▼▼▼

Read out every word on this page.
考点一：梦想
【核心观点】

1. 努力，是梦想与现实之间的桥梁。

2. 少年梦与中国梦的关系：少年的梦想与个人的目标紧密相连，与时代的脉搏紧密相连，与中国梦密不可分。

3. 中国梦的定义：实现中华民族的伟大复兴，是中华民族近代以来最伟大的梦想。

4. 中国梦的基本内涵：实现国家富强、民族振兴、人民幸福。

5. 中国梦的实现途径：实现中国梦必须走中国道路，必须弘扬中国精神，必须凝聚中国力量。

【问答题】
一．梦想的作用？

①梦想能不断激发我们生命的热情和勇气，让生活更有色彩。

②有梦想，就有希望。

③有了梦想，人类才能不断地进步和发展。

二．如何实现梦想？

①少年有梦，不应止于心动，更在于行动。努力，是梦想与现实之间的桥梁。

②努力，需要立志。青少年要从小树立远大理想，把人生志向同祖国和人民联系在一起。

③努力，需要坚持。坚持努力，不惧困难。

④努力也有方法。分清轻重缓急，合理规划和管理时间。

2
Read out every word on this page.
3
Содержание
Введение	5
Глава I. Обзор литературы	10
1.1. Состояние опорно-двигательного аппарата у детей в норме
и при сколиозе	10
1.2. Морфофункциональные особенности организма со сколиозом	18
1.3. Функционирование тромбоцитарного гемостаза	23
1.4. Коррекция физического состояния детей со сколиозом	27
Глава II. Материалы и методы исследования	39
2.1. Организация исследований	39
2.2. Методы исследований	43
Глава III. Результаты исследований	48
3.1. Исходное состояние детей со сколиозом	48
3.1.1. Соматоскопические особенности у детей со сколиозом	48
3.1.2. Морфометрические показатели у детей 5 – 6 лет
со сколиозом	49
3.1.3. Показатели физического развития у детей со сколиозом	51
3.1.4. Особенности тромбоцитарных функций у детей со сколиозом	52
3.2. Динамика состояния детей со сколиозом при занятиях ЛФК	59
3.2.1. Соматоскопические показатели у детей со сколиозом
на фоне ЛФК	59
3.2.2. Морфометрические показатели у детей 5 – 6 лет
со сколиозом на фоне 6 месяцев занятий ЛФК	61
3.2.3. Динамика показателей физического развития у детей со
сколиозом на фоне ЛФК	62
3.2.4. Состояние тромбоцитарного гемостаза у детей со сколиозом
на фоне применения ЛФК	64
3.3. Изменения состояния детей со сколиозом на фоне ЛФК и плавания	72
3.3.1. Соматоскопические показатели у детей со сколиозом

▲▲▲

Track down every line holding the string "тромбоцитарного" and copy it.

1.3. Функционирование тромбоцитарного гемостаза	23
3.2.4. Состояние тромбоцитарного гемостаза у детей со сколиозом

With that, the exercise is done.